**Given instruction:**
Below are records to transcribe exactly, without their pictures.

**Record list:**
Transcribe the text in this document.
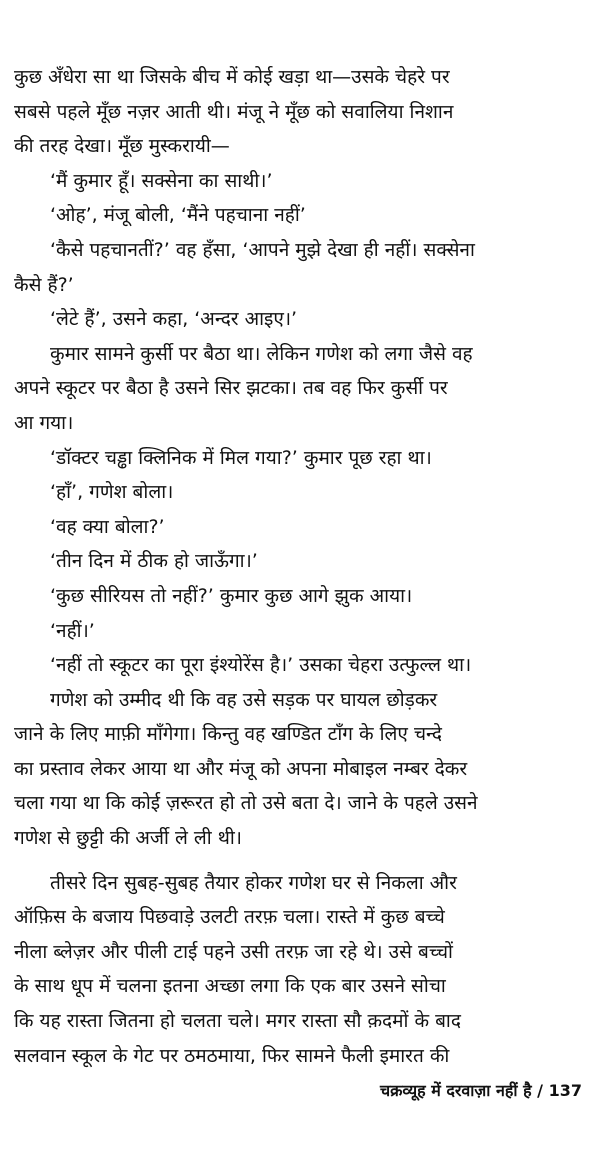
कुछ अँधेरा सा था जिसके बीच में कोई खड़ा था—उसके चेहरे पर
सबसे पहले मूँछ नज़र आती थी। मंजू ने मूँछ को सवालिया निशान
की तरह देखा। मूँछ मुस्करायी—
‘मैं कुमार हूँ। सक्सेना का साथी।’
‘ओह’, मंजू बोली, ‘मैंने पहचाना नहीं’
‘कैसे पहचानतीं?’ वह हँसा, ‘आपने मुझे देखा ही नहीं। सक्सेना
कैसे हैं?’
‘लेटे हैं’, उसने कहा, ‘अन्दर आइए।’
कुमार सामने कुर्सी पर बैठा था। लेकिन गणेश को लगा जैसे वह
अपने स्कूटर पर बैठा है उसने सिर झटका। तब वह फिर कुर्सी पर
आ गया।
‘डॉक्टर चड्ढा क्लिनिक में मिल गया?’ कुमार पूछ रहा था।
‘हाँ’, गणेश बोला।
‘वह क्या बोला?’
‘तीन दिन में ठीक हो जाऊँगा।’
‘कुछ सीरियस तो नहीं?’ कुमार कुछ आगे झुक आया।
‘नहीं।’
‘नहीं तो स्कूटर का पूरा इंश्योरेंस है।’ उसका चेहरा उत्फुल्ल था।
गणेश को उम्मीद थी कि वह उसे सड़क पर घायल छोड़कर
जाने के लिए माफ़ी माँगेगा। किन्तु वह खण्डित टाँग के लिए चन्दे
का प्रस्ताव लेकर आया था और मंजू को अपना मोबाइल नम्बर देकर
चला गया था कि कोई ज़रूरत हो तो उसे बता दे। जाने के पहले उसने
गणेश से छुट्टी की अर्जी ले ली थी।
तीसरे दिन सुबह-सुबह तैयार होकर गणेश घर से निकला और
ऑफ़िस के बजाय पिछवाड़े उलटी तरफ़ चला। रास्ते में कुछ बच्चे
नीला ब्लेज़र और पीली टाई पहने उसी तरफ़ जा रहे थे। उसे बच्चों
के साथ धूप में चलना इतना अच्छा लगा कि एक बार उसने सोचा
कि यह रास्ता जितना हो चलता चले। मगर रास्ता सौ क़दमों के बाद
सलवान स्कूल के गेट पर ठमठमाया, फिर सामने फैली इमारत की
चक्रव्यूह में दरवाज़ा नहीं है / 137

**Result:**
Transcribe the text in this document.
कुछ अँधेरा सा था जिसके बीच में कोई खड़ा था—उसके चेहरे पर
सबसे पहले मूँछ नज़र आती थी। मंजू ने मूँछ को सवालिया निशान
की तरह देखा। मूँछ मुस्करायी—
‘मैं कुमार हूँ। सक्सेना का साथी।’
‘ओह’, मंजू बोली, ‘मैंने पहचाना नहीं’
‘कैसे पहचानतीं?’ वह हँसा, ‘आपने मुझे देखा ही नहीं। सक्सेना
कैसे हैं?’
‘लेटे हैं’, उसने कहा, ‘अन्दर आइए।’
कुमार सामने कुर्सी पर बैठा था। लेकिन गणेश को लगा जैसे वह
अपने स्कूटर पर बैठा है उसने सिर झटका। तब वह फिर कुर्सी पर
आ गया।
‘डॉक्टर चड्ढा क्लिनिक में मिल गया?’ कुमार पूछ रहा था।
‘हाँ’, गणेश बोला।
‘वह क्या बोला?’
‘तीन दिन में ठीक हो जाऊँगा।’
‘कुछ सीरियस तो नहीं?’ कुमार कुछ आगे झुक आया।
‘नहीं।’
‘नहीं तो स्कूटर का पूरा इंश्योरेंस है।’ उसका चेहरा उत्फुल्ल था।
गणेश को उम्मीद थी कि वह उसे सड़क पर घायल छोड़कर
जाने के लिए माफ़ी माँगेगा। किन्तु वह खण्डित टाँग के लिए चन्दे
का प्रस्ताव लेकर आया था और मंजू को अपना मोबाइल नम्बर देकर
चला गया था कि कोई ज़रूरत हो तो उसे बता दे। जाने के पहले उसने
गणेश से छुट्टी की अर्जी ले ली थी।
तीसरे दिन सुबह-सुबह तैयार होकर गणेश घर से निकला और
ऑफ़िस के बजाय पिछवाड़े उलटी तरफ़ चला। रास्ते में कुछ बच्चे
नीला ब्लेज़र और पीली टाई पहने उसी तरफ़ जा रहे थे। उसे बच्चों
के साथ धूप में चलना इतना अच्छा लगा कि एक बार उसने सोचा
कि यह रास्ता जितना हो चलता चले। मगर रास्ता सौ क़दमों के बाद
सलवान स्कूल के गेट पर ठमठमाया, फिर सामने फैली इमारत की
चक्रव्यूह में दरवाज़ा नहीं है / 137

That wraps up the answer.